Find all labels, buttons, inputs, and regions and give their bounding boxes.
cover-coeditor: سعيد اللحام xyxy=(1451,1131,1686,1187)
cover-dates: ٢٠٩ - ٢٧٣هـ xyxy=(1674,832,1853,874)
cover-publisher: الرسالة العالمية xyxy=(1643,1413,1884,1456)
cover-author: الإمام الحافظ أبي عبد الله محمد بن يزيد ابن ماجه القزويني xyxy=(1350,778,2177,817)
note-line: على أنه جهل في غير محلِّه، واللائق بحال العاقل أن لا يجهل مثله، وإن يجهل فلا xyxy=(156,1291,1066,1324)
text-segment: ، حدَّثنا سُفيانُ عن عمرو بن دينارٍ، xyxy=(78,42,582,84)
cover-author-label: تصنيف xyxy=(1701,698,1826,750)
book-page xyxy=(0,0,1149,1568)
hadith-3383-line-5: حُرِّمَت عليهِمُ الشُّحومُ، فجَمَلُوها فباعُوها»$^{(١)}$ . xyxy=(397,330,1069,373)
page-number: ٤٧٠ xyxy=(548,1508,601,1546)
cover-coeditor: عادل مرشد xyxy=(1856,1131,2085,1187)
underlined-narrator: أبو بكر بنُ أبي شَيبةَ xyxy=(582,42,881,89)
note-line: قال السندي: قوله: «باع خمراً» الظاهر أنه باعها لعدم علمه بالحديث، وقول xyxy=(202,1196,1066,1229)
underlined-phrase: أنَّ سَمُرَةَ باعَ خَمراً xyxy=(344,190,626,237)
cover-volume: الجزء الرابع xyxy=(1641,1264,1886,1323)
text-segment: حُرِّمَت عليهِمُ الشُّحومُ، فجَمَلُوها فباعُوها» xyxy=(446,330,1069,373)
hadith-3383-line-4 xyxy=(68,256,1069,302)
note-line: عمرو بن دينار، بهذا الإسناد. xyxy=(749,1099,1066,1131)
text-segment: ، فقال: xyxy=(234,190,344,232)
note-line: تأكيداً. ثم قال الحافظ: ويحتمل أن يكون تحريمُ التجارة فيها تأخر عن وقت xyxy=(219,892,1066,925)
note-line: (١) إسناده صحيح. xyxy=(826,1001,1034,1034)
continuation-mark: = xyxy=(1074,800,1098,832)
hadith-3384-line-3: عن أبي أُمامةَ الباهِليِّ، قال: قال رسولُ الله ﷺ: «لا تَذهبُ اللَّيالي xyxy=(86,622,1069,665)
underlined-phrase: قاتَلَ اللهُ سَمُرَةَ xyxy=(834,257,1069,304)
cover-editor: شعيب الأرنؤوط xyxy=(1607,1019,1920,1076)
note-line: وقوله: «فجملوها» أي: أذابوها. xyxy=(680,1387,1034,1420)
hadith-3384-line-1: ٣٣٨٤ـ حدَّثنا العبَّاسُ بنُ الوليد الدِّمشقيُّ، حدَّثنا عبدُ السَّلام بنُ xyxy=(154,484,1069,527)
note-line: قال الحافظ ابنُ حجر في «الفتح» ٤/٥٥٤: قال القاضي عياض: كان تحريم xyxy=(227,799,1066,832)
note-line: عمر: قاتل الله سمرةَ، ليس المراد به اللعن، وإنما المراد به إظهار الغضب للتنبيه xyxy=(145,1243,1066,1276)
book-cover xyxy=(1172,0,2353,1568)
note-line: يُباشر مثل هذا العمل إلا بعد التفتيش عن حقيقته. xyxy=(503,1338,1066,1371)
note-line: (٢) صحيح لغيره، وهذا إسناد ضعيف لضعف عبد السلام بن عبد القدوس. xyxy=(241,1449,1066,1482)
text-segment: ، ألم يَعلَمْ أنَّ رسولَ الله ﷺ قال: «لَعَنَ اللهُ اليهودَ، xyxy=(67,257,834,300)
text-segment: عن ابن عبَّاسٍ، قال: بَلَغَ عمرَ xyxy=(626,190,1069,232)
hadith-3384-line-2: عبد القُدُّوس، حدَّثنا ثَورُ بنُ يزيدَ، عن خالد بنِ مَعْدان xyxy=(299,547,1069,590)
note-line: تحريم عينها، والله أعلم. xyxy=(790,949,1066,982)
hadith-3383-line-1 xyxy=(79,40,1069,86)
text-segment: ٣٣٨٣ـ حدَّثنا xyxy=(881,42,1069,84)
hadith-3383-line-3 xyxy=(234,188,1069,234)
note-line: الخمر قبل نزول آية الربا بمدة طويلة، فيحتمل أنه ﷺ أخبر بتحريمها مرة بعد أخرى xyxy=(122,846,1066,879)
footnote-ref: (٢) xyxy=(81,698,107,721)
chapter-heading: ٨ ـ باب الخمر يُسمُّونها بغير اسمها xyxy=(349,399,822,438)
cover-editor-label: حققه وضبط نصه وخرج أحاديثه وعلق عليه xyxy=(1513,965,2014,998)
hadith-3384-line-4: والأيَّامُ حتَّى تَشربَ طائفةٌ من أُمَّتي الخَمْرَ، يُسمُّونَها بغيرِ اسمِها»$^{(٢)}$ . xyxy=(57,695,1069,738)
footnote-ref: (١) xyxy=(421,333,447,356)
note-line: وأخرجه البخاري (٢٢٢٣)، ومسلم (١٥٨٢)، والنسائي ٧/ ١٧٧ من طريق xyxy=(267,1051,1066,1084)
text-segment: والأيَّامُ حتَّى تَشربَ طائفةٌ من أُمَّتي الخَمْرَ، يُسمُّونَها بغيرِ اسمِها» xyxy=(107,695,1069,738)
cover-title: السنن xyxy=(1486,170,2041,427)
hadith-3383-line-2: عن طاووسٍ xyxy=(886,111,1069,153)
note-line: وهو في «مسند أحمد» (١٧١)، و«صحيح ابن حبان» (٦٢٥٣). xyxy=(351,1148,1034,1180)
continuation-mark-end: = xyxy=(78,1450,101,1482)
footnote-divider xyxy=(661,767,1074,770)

******************************

*Stated task*:
In the material above, rename every "note-line" to "footnote-line" and write out all the lines again with nothing else changed.

*Solution to this problem*:
Find all labels, buttons, inputs, and regions and give their bounding boxes.
cover-coeditor: سعيد اللحام xyxy=(1451,1131,1686,1187)
cover-dates: ٢٠٩ - ٢٧٣هـ xyxy=(1674,832,1853,874)
cover-publisher: الرسالة العالمية xyxy=(1643,1413,1884,1456)
cover-author: الإمام الحافظ أبي عبد الله محمد بن يزيد ابن ماجه القزويني xyxy=(1350,778,2177,817)
footnote-line: على أنه جهل في غير محلِّه، واللائق بحال العاقل أن لا يجهل مثله، وإن يجهل فلا xyxy=(156,1291,1066,1324)
text-segment: ، حدَّثنا سُفيانُ عن عمرو بن دينارٍ، xyxy=(78,42,582,84)
cover-author-label: تصنيف xyxy=(1701,698,1826,750)
book-page xyxy=(0,0,1149,1568)
hadith-3383-line-5: حُرِّمَت عليهِمُ الشُّحومُ، فجَمَلُوها فباعُوها»$^{(١)}$ . xyxy=(397,330,1069,373)
page-number: ٤٧٠ xyxy=(548,1508,601,1546)
cover-coeditor: عادل مرشد xyxy=(1856,1131,2085,1187)
underlined-narrator: أبو بكر بنُ أبي شَيبةَ xyxy=(582,42,881,89)
footnote-line: قال السندي: قوله: «باع خمراً» الظاهر أنه باعها لعدم علمه بالحديث، وقول xyxy=(202,1196,1066,1229)
underlined-phrase: أنَّ سَمُرَةَ باعَ خَمراً xyxy=(344,190,626,237)
cover-volume: الجزء الرابع xyxy=(1641,1264,1886,1323)
text-segment: حُرِّمَت عليهِمُ الشُّحومُ، فجَمَلُوها فباعُوها» xyxy=(446,330,1069,373)
hadith-3383-line-4 xyxy=(68,256,1069,302)
footnote-line: عمرو بن دينار، بهذا الإسناد. xyxy=(749,1099,1066,1131)
text-segment: ، فقال: xyxy=(234,190,344,232)
footnote-line: تأكيداً. ثم قال الحافظ: ويحتمل أن يكون تحريمُ التجارة فيها تأخر عن وقت xyxy=(219,892,1066,925)
footnote-line: (١) إسناده صحيح. xyxy=(826,1001,1034,1034)
continuation-mark: = xyxy=(1074,800,1098,832)
hadith-3384-line-3: عن أبي أُمامةَ الباهِليِّ، قال: قال رسولُ الله ﷺ: «لا تَذهبُ اللَّيالي xyxy=(86,622,1069,665)
underlined-phrase: قاتَلَ اللهُ سَمُرَةَ xyxy=(834,257,1069,304)
cover-editor: شعيب الأرنؤوط xyxy=(1607,1019,1920,1076)
footnote-line: وقوله: «فجملوها» أي: أذابوها. xyxy=(680,1387,1034,1420)
hadith-3384-line-1: ٣٣٨٤ـ حدَّثنا العبَّاسُ بنُ الوليد الدِّمشقيُّ، حدَّثنا عبدُ السَّلام بنُ xyxy=(154,484,1069,527)
footnote-line: قال الحافظ ابنُ حجر في «الفتح» ٤/٥٥٤: قال القاضي عياض: كان تحريم xyxy=(227,799,1066,832)
footnote-line: عمر: قاتل الله سمرةَ، ليس المراد به اللعن، وإنما المراد به إظهار الغضب للتنبيه xyxy=(145,1243,1066,1276)
book-cover xyxy=(1172,0,2353,1568)
footnote-line: يُباشر مثل هذا العمل إلا بعد التفتيش عن حقيقته. xyxy=(503,1338,1066,1371)
footnote-line: (٢) صحيح لغيره، وهذا إسناد ضعيف لضعف عبد السلام بن عبد القدوس. xyxy=(241,1449,1066,1482)
text-segment: ، ألم يَعلَمْ أنَّ رسولَ الله ﷺ قال: «لَعَنَ اللهُ اليهودَ، xyxy=(67,257,834,300)
text-segment: عن ابن عبَّاسٍ، قال: بَلَغَ عمرَ xyxy=(626,190,1069,232)
hadith-3384-line-2: عبد القُدُّوس، حدَّثنا ثَورُ بنُ يزيدَ، عن خالد بنِ مَعْدان xyxy=(299,547,1069,590)
footnote-line: تحريم عينها، والله أعلم. xyxy=(790,949,1066,982)
hadith-3383-line-1 xyxy=(79,40,1069,86)
text-segment: ٣٣٨٣ـ حدَّثنا xyxy=(881,42,1069,84)
hadith-3383-line-3 xyxy=(234,188,1069,234)
footnote-line: الخمر قبل نزول آية الربا بمدة طويلة، فيحتمل أنه ﷺ أخبر بتحريمها مرة بعد أخرى xyxy=(122,846,1066,879)
footnote-ref: (٢) xyxy=(81,698,107,721)
chapter-heading: ٨ ـ باب الخمر يُسمُّونها بغير اسمها xyxy=(349,399,822,438)
cover-editor-label: حققه وضبط نصه وخرج أحاديثه وعلق عليه xyxy=(1513,965,2014,998)
hadith-3384-line-4: والأيَّامُ حتَّى تَشربَ طائفةٌ من أُمَّتي الخَمْرَ، يُسمُّونَها بغيرِ اسمِها»$^{(٢)}$ . xyxy=(57,695,1069,738)
footnote-ref: (١) xyxy=(421,333,447,356)
footnote-line: وأخرجه البخاري (٢٢٢٣)، ومسلم (١٥٨٢)، والنسائي ٧/ ١٧٧ من طريق xyxy=(267,1051,1066,1084)
text-segment: والأيَّامُ حتَّى تَشربَ طائفةٌ من أُمَّتي الخَمْرَ، يُسمُّونَها بغيرِ اسمِها» xyxy=(107,695,1069,738)
cover-title: السنن xyxy=(1486,170,2041,427)
hadith-3383-line-2: عن طاووسٍ xyxy=(886,111,1069,153)
footnote-line: وهو في «مسند أحمد» (١٧١)، و«صحيح ابن حبان» (٦٢٥٣). xyxy=(351,1148,1034,1180)
continuation-mark-end: = xyxy=(78,1450,101,1482)
footnote-divider xyxy=(661,767,1074,770)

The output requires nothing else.